▶ _Task prompt_: Please copy every line of the records below that holds the word "Lemberg".

** START OF Recorded data **

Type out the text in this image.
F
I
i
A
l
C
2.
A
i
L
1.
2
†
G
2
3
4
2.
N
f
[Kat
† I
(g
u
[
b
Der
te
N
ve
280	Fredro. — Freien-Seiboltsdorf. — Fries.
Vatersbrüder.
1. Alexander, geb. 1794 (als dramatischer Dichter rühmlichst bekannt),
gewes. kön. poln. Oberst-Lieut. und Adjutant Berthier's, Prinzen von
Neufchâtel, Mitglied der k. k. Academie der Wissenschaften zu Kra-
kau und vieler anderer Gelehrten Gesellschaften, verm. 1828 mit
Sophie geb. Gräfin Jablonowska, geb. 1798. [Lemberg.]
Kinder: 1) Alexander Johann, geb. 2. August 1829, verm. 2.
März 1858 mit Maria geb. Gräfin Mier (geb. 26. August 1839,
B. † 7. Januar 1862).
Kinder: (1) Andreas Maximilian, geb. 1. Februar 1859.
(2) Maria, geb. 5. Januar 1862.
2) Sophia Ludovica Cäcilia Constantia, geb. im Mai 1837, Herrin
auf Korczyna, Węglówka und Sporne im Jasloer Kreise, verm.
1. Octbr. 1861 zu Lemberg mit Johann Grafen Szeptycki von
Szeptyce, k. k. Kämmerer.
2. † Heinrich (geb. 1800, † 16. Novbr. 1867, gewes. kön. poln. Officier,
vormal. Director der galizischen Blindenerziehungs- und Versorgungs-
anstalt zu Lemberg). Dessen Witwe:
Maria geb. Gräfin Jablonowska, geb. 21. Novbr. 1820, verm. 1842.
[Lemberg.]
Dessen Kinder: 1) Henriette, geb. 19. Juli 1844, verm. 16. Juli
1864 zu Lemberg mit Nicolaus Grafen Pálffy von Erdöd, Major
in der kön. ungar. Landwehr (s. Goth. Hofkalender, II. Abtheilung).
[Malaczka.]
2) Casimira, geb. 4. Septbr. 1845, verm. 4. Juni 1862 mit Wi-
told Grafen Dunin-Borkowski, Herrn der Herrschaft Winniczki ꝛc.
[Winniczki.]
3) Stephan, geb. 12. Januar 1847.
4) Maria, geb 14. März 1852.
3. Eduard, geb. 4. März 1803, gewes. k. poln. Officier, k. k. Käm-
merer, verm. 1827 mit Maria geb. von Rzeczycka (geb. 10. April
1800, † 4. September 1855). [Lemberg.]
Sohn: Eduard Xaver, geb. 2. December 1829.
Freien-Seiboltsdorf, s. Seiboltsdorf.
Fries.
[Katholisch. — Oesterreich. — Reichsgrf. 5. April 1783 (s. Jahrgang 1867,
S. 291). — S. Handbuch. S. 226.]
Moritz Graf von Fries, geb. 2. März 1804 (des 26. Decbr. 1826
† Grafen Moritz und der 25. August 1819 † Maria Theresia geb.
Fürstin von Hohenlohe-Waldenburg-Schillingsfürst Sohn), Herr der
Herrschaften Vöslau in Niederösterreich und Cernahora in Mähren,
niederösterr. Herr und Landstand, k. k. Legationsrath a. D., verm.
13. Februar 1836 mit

** END OF Recorded data **

▶ _The completed task_:
Sophie geb. Gräfin Jablonowska, geb. 1798. [Lemberg.]
1. Octbr. 1861 zu Lemberg mit Johann Grafen Szeptycki von
anstalt zu Lemberg). Dessen Witwe:
[Lemberg.]
1864 zu Lemberg mit Nicolaus Grafen Pálffy von Erdöd, Major
1800, † 4. September 1855). [Lemberg.]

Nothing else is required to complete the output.